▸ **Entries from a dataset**
━━━━━━━━━━━━━━━━━━━━
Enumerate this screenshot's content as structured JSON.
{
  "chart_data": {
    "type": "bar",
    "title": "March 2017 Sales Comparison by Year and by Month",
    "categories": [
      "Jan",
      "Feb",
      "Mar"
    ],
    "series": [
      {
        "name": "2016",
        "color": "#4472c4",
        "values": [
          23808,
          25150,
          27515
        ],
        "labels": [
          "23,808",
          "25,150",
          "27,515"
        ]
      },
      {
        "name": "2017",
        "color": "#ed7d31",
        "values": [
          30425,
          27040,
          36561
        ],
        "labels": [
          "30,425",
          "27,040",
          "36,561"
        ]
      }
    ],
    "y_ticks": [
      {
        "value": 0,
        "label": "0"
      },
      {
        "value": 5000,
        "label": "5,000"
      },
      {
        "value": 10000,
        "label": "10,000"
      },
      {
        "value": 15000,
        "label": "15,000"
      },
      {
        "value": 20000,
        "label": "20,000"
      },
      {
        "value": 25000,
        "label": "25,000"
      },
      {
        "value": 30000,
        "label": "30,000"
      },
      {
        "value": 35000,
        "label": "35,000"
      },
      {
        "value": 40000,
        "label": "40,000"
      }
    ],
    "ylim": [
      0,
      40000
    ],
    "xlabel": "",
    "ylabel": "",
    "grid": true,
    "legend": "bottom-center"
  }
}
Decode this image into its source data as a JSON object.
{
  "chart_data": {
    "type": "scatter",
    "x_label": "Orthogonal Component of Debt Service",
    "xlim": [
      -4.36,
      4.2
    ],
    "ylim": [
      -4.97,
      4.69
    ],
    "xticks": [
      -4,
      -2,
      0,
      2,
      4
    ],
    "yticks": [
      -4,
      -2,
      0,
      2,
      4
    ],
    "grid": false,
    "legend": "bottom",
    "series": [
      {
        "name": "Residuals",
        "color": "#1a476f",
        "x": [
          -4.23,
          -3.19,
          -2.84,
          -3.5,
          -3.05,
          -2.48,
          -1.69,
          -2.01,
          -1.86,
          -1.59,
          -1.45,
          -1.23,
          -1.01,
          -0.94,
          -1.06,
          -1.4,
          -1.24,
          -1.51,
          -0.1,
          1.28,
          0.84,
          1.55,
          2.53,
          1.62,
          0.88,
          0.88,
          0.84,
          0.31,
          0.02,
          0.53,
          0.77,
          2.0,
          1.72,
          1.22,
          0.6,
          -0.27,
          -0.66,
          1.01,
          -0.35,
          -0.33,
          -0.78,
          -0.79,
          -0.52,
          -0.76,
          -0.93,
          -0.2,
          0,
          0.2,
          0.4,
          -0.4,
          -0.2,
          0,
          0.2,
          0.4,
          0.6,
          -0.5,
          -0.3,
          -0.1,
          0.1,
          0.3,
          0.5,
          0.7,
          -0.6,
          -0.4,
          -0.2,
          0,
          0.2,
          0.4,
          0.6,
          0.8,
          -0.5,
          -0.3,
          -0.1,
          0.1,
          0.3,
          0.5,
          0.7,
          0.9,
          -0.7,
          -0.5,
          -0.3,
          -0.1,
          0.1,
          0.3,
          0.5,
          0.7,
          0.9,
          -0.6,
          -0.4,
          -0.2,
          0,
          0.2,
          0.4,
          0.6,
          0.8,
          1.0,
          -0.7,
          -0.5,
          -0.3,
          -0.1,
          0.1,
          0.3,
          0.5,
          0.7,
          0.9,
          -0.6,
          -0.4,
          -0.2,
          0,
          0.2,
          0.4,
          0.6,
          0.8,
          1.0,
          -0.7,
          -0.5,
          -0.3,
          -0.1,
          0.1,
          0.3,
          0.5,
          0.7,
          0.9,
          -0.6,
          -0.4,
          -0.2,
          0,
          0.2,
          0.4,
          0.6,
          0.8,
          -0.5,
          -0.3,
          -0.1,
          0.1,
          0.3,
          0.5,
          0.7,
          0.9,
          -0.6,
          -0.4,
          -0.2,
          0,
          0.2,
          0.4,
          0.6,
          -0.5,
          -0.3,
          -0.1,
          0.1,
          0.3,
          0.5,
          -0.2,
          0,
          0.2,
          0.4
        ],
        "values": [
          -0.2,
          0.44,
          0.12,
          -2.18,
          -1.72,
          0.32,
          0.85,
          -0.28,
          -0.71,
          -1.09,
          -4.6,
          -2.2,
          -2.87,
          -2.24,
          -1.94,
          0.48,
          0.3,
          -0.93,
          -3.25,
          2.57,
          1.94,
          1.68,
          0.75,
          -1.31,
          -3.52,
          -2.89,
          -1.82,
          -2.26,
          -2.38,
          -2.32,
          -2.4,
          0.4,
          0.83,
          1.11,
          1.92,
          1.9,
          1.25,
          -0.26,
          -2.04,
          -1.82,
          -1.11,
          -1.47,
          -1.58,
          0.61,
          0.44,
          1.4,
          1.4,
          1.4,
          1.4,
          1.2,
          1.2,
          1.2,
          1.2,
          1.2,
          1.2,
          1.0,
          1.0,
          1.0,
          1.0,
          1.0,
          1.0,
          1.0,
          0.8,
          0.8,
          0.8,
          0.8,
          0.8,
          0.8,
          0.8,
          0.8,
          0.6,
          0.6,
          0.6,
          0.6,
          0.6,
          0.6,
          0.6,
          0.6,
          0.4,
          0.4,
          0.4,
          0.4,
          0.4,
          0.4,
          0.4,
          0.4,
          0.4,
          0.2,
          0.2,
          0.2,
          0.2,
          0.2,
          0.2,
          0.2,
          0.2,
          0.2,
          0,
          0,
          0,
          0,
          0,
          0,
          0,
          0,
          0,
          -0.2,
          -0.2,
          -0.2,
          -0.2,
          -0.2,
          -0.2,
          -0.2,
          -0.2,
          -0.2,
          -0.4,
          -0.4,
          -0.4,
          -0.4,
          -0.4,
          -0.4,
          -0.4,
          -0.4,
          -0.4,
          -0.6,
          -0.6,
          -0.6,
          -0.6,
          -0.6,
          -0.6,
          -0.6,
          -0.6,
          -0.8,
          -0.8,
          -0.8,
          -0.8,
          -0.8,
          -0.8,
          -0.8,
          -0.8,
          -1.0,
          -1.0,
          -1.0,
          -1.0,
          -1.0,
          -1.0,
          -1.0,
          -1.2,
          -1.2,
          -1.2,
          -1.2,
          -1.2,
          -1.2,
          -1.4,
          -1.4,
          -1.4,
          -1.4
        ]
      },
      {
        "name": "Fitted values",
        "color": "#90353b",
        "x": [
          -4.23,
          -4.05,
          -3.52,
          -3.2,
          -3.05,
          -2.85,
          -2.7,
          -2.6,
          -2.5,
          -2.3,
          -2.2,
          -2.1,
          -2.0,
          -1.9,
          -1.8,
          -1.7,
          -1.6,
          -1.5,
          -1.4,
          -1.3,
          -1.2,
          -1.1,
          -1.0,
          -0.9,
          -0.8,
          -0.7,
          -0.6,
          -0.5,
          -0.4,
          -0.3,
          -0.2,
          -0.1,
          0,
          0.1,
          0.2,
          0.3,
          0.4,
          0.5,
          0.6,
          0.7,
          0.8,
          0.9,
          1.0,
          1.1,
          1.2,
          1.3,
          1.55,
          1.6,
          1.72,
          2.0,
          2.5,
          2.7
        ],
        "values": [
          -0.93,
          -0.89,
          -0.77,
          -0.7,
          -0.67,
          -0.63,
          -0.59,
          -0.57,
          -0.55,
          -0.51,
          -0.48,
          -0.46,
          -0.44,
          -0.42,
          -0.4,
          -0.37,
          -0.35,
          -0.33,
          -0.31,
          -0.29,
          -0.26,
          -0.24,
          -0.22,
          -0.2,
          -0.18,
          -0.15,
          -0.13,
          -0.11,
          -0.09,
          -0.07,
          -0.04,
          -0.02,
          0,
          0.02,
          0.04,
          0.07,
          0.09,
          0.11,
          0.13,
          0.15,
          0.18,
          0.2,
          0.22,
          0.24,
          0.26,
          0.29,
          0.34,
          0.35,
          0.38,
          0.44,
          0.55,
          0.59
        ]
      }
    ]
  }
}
━━━━━━━━━━━━━━━━━━━━
▸ **INSTRUCTIONS TO FOLLOW**
Scan the lines above for "legend", then copy every one that has it.

▸ **RIGHT ANSWER**
    "legend": "bottom-center"
    "legend": "bottom",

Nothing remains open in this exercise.